_Task input_:
■ ■ ■ ■ ■

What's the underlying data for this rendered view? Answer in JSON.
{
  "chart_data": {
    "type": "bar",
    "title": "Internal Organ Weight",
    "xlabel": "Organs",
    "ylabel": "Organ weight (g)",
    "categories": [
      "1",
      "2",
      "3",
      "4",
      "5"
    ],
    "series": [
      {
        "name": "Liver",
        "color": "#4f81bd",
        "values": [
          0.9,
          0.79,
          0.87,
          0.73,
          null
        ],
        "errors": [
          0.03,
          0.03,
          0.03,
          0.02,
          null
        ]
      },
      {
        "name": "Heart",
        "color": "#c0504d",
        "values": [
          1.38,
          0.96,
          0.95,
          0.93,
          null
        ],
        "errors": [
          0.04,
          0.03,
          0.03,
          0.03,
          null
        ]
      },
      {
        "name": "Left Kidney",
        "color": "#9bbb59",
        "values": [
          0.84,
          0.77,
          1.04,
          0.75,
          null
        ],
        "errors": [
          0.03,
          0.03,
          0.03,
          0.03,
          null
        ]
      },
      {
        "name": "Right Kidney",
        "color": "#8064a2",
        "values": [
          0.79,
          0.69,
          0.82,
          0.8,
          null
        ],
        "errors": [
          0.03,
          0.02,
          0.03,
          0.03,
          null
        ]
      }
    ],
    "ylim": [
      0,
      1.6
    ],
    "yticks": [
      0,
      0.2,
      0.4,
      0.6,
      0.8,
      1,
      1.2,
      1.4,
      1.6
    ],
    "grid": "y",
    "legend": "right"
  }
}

■ ■ ■ ■ ■

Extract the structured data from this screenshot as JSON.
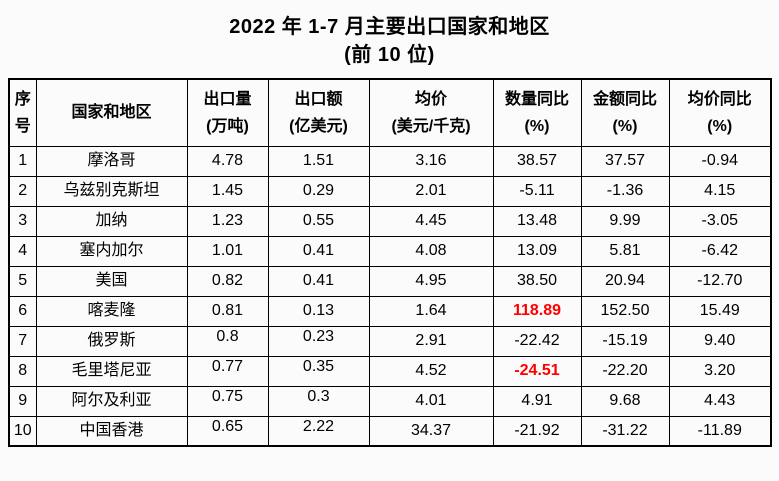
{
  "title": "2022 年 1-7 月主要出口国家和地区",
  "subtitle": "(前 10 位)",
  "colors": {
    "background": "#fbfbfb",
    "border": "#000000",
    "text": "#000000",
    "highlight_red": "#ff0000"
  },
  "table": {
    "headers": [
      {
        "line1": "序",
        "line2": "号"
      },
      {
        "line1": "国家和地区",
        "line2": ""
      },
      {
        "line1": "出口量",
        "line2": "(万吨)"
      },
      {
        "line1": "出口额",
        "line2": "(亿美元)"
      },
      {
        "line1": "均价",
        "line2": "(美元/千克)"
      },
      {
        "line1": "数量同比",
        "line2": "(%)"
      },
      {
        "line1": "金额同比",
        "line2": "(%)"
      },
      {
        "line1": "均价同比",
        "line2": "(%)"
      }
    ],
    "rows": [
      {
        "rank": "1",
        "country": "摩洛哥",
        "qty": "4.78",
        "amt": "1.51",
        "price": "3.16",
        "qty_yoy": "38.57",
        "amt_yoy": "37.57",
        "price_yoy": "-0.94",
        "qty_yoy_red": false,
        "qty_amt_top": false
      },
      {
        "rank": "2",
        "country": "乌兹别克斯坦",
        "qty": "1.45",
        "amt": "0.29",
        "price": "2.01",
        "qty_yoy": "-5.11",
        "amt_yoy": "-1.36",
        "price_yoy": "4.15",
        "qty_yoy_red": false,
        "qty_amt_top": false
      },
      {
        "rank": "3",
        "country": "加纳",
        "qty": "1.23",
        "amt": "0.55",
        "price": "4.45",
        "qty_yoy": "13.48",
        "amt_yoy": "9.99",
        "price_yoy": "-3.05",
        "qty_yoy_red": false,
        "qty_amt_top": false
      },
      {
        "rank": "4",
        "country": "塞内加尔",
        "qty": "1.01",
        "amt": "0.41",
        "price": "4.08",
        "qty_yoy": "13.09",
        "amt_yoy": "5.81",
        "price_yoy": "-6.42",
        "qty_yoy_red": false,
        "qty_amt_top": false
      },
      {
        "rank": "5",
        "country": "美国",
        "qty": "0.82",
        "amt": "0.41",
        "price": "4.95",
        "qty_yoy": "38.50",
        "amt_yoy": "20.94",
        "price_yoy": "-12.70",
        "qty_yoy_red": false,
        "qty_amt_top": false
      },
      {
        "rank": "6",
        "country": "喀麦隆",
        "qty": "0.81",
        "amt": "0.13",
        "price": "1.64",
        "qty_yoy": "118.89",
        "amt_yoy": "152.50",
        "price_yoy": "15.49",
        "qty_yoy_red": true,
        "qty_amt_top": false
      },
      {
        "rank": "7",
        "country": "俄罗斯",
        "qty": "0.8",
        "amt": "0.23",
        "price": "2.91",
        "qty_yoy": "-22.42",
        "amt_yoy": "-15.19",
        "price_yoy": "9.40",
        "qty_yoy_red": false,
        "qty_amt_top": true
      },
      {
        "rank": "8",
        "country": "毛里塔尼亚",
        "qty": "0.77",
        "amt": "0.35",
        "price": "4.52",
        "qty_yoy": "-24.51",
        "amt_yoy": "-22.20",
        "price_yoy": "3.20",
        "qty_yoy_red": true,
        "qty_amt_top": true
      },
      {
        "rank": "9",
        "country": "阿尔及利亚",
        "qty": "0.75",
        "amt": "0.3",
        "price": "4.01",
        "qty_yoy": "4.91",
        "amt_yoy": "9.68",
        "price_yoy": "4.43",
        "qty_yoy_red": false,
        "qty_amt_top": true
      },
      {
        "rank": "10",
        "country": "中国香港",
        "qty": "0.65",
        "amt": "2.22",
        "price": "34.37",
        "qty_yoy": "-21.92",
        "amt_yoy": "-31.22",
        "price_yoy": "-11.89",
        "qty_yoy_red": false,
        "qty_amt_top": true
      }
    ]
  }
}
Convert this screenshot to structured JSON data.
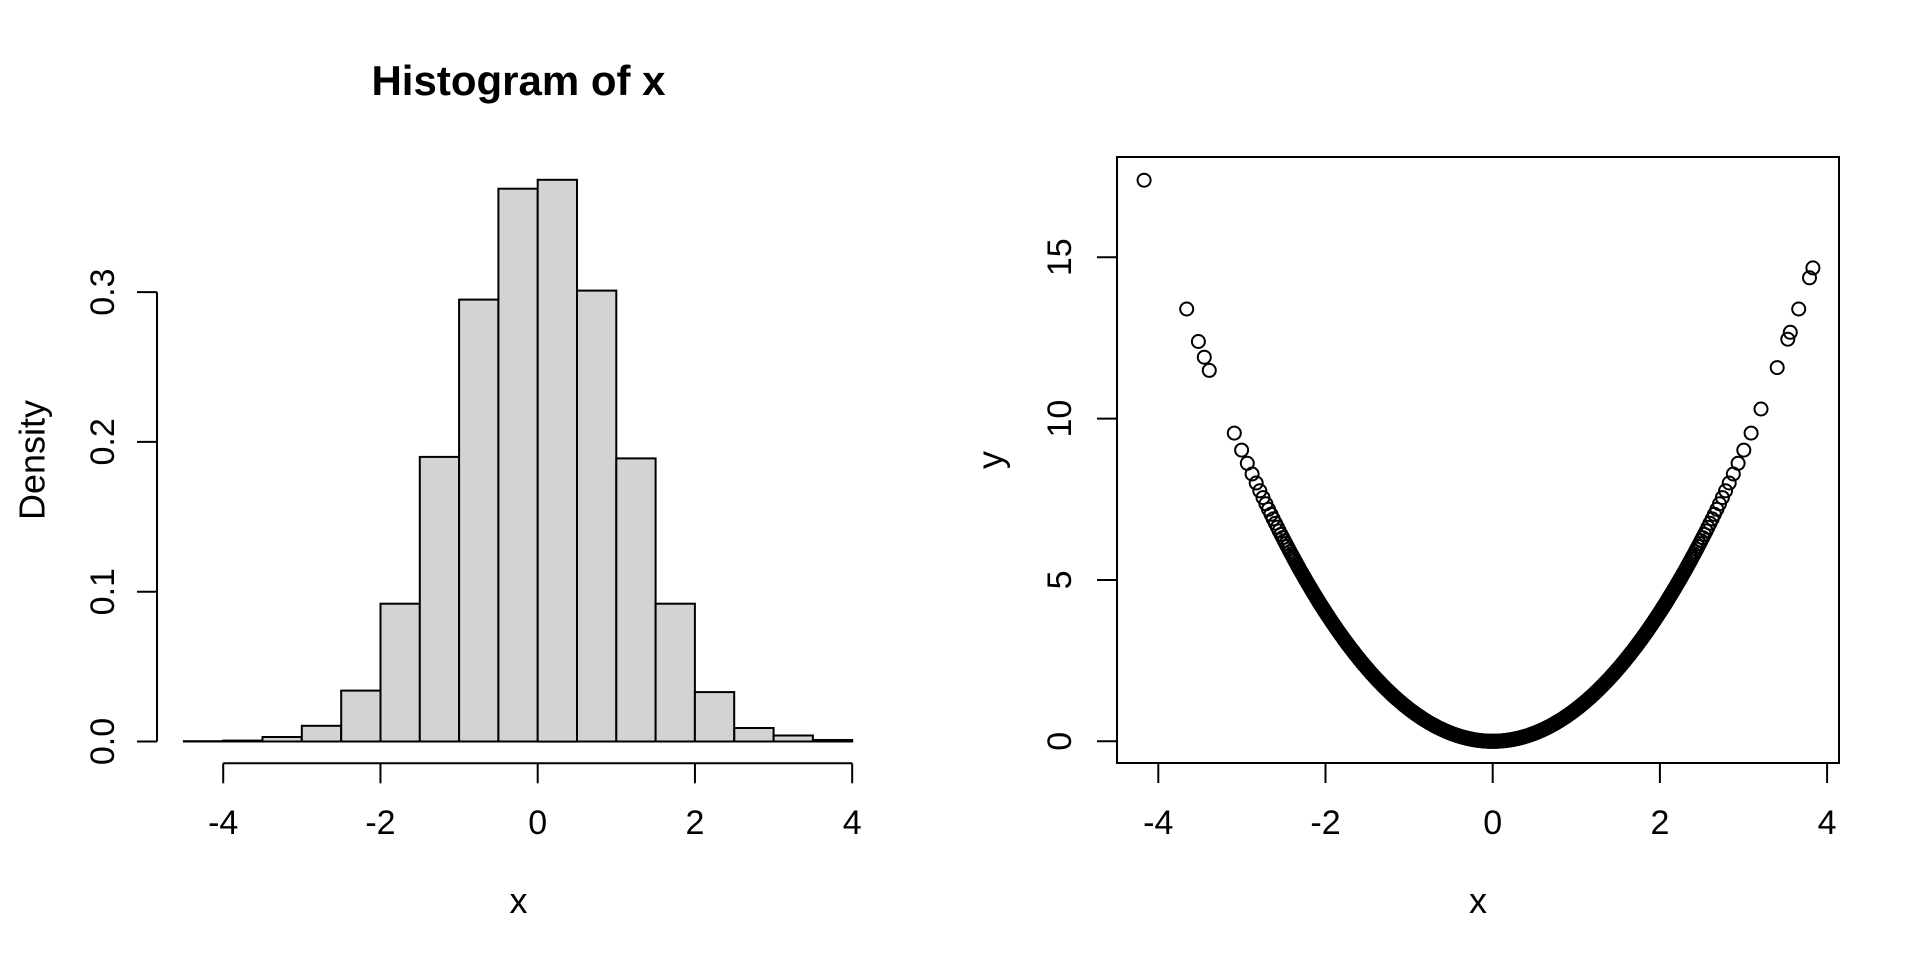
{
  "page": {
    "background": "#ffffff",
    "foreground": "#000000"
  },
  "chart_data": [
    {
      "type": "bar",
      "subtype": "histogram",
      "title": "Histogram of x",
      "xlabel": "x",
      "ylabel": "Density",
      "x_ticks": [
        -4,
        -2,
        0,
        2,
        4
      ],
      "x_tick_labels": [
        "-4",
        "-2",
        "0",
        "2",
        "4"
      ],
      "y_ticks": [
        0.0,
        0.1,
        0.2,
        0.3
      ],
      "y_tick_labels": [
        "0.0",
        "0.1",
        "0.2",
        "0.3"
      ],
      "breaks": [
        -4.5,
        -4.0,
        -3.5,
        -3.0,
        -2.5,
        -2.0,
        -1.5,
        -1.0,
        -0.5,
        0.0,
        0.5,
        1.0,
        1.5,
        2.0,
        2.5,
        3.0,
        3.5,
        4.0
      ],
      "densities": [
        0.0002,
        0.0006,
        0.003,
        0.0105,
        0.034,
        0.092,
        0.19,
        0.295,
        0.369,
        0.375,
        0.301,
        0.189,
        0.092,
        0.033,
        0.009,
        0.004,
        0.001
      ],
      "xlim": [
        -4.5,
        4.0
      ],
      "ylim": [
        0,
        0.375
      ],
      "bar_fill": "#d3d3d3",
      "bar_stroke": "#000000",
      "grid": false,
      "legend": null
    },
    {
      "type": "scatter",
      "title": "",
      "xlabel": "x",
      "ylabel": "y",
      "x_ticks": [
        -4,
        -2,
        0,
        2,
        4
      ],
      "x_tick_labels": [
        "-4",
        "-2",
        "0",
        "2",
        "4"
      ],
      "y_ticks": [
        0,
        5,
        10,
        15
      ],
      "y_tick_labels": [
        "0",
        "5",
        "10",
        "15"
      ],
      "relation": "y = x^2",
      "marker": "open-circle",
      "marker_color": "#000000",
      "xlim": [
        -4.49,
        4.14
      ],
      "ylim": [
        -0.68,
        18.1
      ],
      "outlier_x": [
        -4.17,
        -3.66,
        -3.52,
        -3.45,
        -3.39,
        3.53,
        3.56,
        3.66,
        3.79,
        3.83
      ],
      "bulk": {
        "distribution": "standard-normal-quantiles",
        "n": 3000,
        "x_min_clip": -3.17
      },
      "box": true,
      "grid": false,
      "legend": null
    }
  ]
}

■ ■ ■ ■ ■

_Aim_: List each line holding the string "rank".

_Exercise response_:
        "rank": "1",
        "rank": "2",
        "rank": "3",
        "rank": "4",
        "rank": "5",
        "rank": "6",
        "rank": "7",
        "rank": "8",
        "rank": "9",
        "rank": "10",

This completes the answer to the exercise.